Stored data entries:
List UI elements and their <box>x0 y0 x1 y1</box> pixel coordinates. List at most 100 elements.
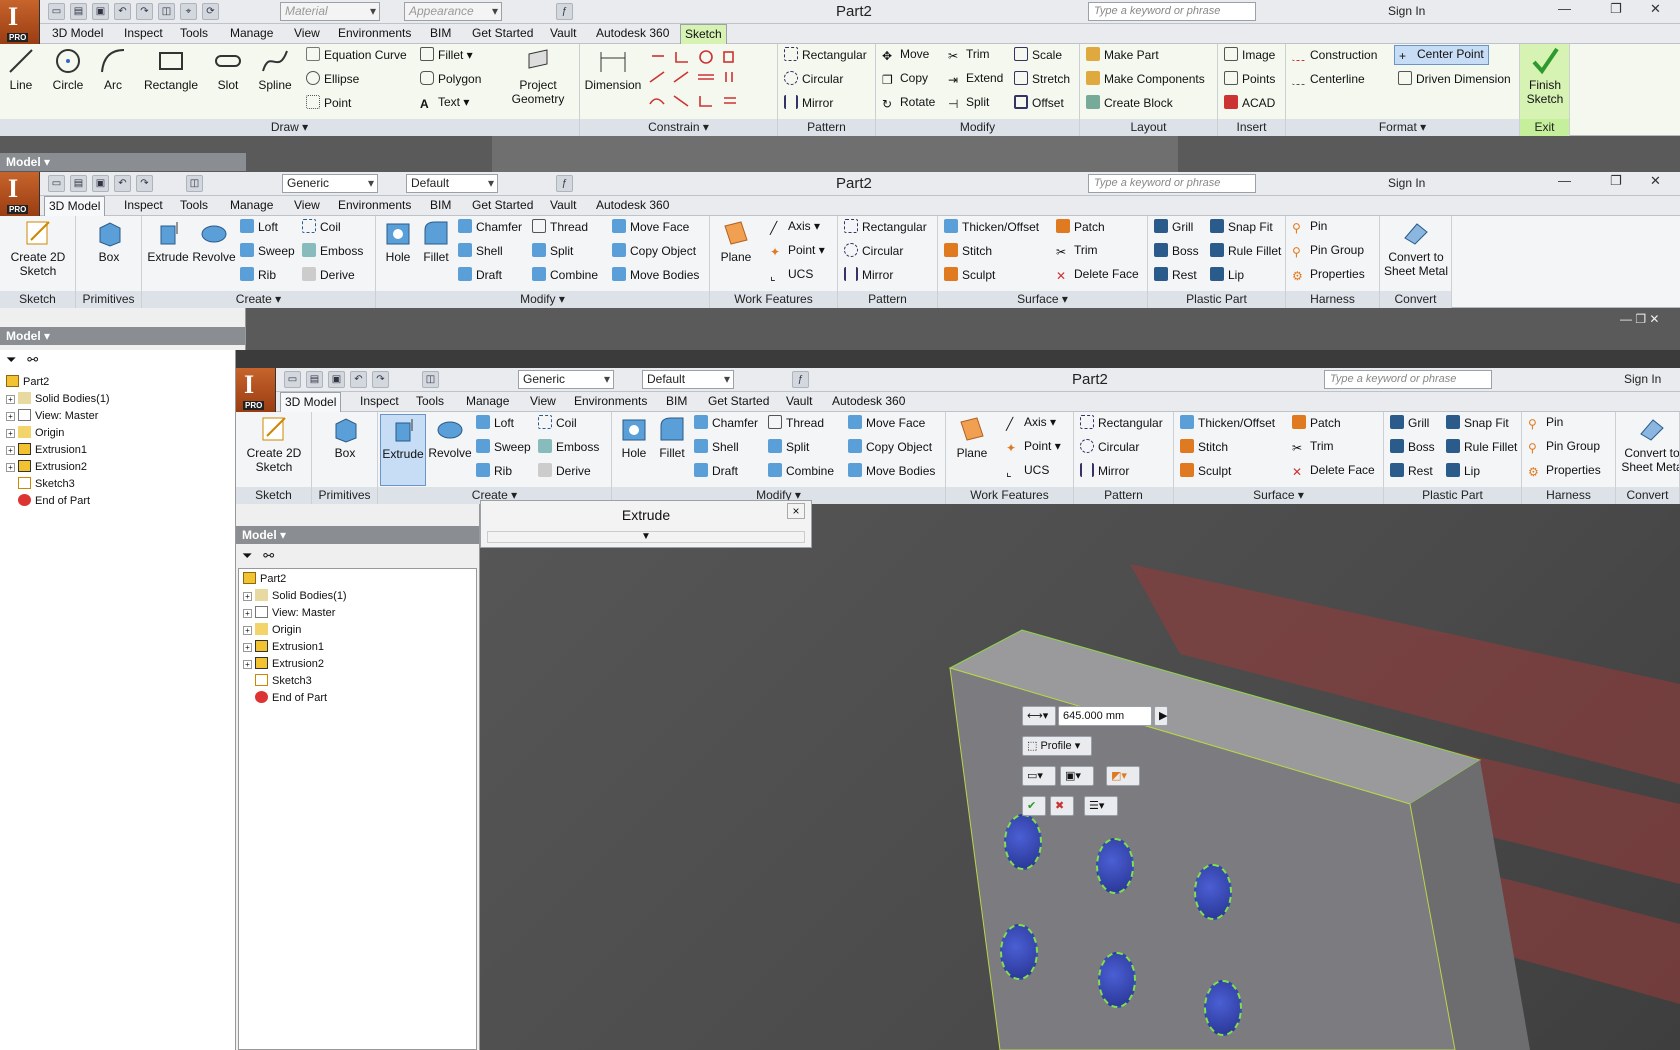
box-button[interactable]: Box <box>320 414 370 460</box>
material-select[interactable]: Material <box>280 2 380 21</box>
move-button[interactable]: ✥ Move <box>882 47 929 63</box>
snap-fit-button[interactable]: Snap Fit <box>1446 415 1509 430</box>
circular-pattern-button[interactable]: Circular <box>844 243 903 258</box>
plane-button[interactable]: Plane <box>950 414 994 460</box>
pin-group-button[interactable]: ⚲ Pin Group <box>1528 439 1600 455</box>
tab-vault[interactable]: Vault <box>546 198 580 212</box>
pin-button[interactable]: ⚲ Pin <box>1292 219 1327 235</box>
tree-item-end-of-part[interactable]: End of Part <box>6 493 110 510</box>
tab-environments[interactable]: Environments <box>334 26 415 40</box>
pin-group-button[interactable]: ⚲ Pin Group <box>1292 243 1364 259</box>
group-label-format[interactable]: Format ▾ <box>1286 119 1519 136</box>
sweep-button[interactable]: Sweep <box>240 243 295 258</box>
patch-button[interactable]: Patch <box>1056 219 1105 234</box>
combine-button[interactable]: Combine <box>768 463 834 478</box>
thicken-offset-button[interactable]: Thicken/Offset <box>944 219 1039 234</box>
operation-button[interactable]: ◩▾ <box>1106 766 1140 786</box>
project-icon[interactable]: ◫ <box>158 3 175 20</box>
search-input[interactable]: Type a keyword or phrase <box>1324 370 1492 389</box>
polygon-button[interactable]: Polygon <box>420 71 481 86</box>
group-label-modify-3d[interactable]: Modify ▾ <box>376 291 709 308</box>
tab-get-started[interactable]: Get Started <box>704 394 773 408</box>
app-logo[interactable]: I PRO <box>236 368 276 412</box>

### Work to complete
Pick out every line of the items above that contains the string "label", and copy each such line in full.

### Reply to the task
group-label-format[interactable]: Format ▾ <box>1286 119 1519 136</box>
group-label-modify-3d[interactable]: Modify ▾ <box>376 291 709 308</box>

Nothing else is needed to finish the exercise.